Das Teil "kommuniziert" im Prinzip gar nicht mit deinem Account.

Der Authenticator hat eine Seriennummer. Diese Seriennummer wird mit deinem Acc verknüpft. Anhand eines Algorithmus und der Uhrzeit (ja.. das Ding weiß wie spät es ist!) generiert der Authentificator dann einen sechsstelligen Code den du beim einloggen eingeben musst.
Der Authentificator ist absolut "selbstständig", d.h. er hat weder eine Verbindung zum Internet noch sonst was. Die einzigste "Verbindung" wird einmalig bei der Eingabe der Seriennummer hergestellt wenn du deinen Acc damit verknüpfst.

Anmerkung: lt. Herstellerangaben ist der Authenticator mind. 7 Jahre lauffähig. Viele wollen das wissen, da man ja die Batterie nicht wechseln kann.


----------



## Tweetycat280 (29. Januar 2010)

Die Vorschläge für andere Zahlmethoden für den Shop sind in den weiten Tiefen des Vorschlagsforums verschwunden

Und das wird auch mit meinen Thread passieren wenn alle nur schauen u nix posten 


http://forums.wow-europe.com/thread.html?topicId=12303923488&sid=3


----------



## Tolan (29. Januar 2010)

vllt sollten die Leute einfach mal aufhören jeden Addon Scheiß überall runterzuladen. Ich denke dann geht die Anzahl der gehackten Acc schon deutlich zurück. Diese ganzen ichbinsotoll AddOns  wie Schwanzometer und GC z.B. und was sonst noch so auf dem Markt ist. 
Grüsse


----------



## Tweetycat280 (29. Januar 2010)

·····

> [Teile der Übung]:
A – Wie lange ist der Authenticator laut den Herstellerangaben im Seitenauszug mindestens lauffähig?
B – Gib den Seitenauszug wörtlich wieder, beginnend mit „Die Vorschläge für“ und weiter bis einschließlich „Tolan (29. Januar 2010)“.

> [Bereitgestellte Datensätze]:
·····

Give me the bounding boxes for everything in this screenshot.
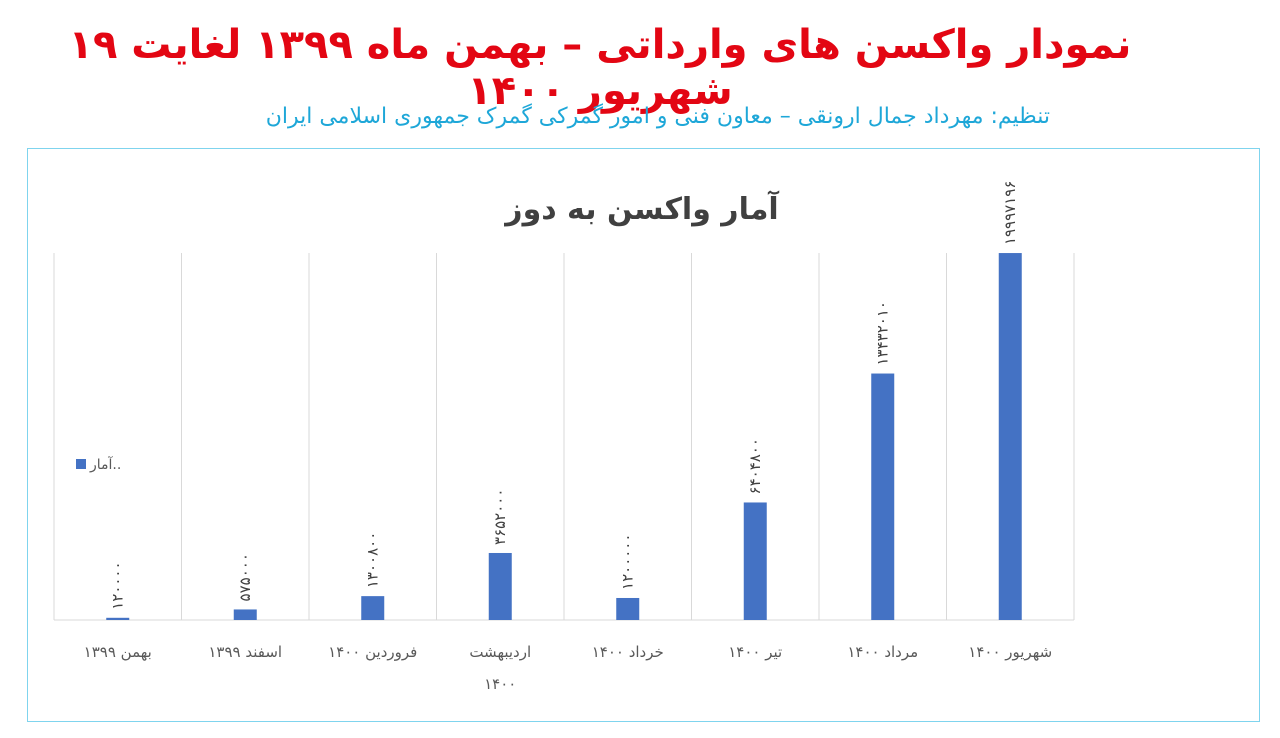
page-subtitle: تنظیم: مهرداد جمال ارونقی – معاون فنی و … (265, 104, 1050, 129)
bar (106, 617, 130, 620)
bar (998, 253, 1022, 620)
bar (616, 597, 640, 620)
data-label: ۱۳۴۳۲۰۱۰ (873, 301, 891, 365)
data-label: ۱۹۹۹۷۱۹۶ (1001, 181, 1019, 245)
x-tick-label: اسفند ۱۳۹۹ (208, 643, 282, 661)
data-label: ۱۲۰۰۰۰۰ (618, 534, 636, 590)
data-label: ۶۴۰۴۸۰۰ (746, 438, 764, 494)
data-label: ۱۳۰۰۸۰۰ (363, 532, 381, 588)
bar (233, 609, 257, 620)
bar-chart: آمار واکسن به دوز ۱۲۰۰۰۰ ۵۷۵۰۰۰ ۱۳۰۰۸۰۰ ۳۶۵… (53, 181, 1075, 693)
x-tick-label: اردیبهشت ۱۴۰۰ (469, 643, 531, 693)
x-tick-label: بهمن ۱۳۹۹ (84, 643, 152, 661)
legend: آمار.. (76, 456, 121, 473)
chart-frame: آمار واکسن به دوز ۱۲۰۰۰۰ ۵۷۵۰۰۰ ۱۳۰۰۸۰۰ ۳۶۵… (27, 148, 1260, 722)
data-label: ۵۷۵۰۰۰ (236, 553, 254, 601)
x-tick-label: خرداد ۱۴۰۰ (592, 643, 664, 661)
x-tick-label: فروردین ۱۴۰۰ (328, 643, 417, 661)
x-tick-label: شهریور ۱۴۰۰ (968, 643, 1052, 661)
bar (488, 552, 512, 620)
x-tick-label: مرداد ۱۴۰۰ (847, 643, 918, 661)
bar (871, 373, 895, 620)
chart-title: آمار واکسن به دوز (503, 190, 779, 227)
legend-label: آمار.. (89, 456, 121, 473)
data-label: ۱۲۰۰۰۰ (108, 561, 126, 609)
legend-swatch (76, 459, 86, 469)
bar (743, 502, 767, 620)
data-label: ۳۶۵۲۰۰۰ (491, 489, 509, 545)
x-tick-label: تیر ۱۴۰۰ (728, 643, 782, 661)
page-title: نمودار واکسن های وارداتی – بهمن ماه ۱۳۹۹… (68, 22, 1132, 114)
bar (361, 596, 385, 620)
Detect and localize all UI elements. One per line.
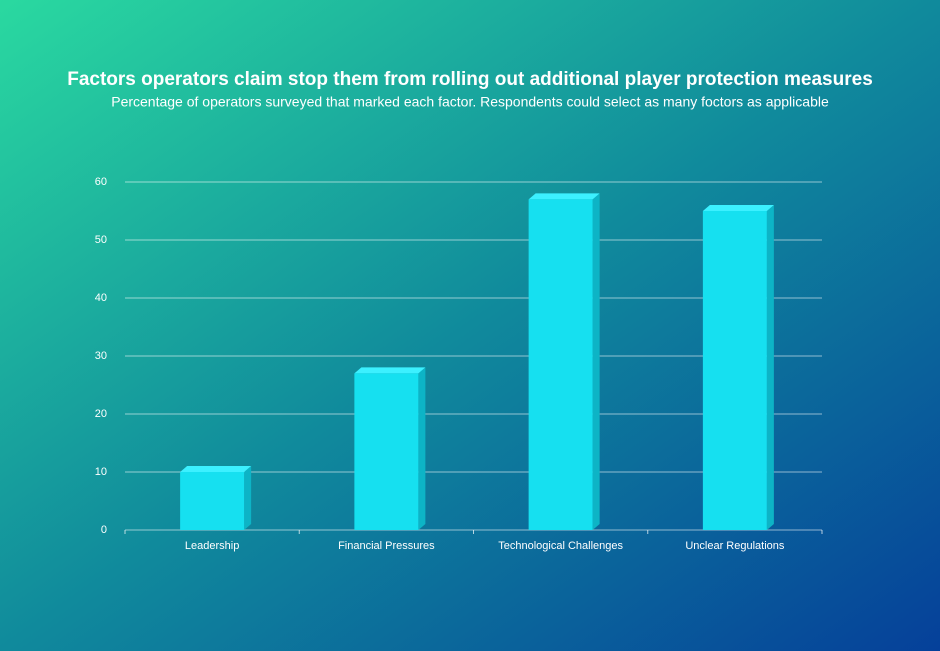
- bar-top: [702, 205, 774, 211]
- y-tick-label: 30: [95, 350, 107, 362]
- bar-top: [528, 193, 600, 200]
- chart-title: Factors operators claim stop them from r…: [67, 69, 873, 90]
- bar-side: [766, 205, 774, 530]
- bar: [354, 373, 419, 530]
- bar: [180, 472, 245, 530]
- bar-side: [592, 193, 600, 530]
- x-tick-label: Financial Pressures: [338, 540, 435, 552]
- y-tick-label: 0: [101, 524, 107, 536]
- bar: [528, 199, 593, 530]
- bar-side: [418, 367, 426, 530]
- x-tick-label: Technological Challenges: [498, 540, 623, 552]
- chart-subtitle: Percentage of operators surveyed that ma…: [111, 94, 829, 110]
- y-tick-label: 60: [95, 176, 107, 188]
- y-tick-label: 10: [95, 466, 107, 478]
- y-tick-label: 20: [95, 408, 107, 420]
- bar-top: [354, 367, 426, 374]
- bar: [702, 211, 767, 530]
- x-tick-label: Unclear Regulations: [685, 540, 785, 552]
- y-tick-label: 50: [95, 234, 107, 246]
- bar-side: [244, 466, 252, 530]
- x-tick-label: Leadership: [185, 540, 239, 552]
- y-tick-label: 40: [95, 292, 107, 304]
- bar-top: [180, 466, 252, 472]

·····

> [Die Lösungen]:
A – Mindestens 7 Jahre.

B –
Die Vorschläge für andere Zahlmethoden für den Shop sind in den weiten Tiefen des Vorschlagsforums verschwunden

Und das wird auch mit meinen Thread passieren wenn alle nur schauen u nix posten 


http://forums.wow-europe.com/thread.html?topicId=12303923488&sid=3


----------



## Tolan (29. Januar 2010)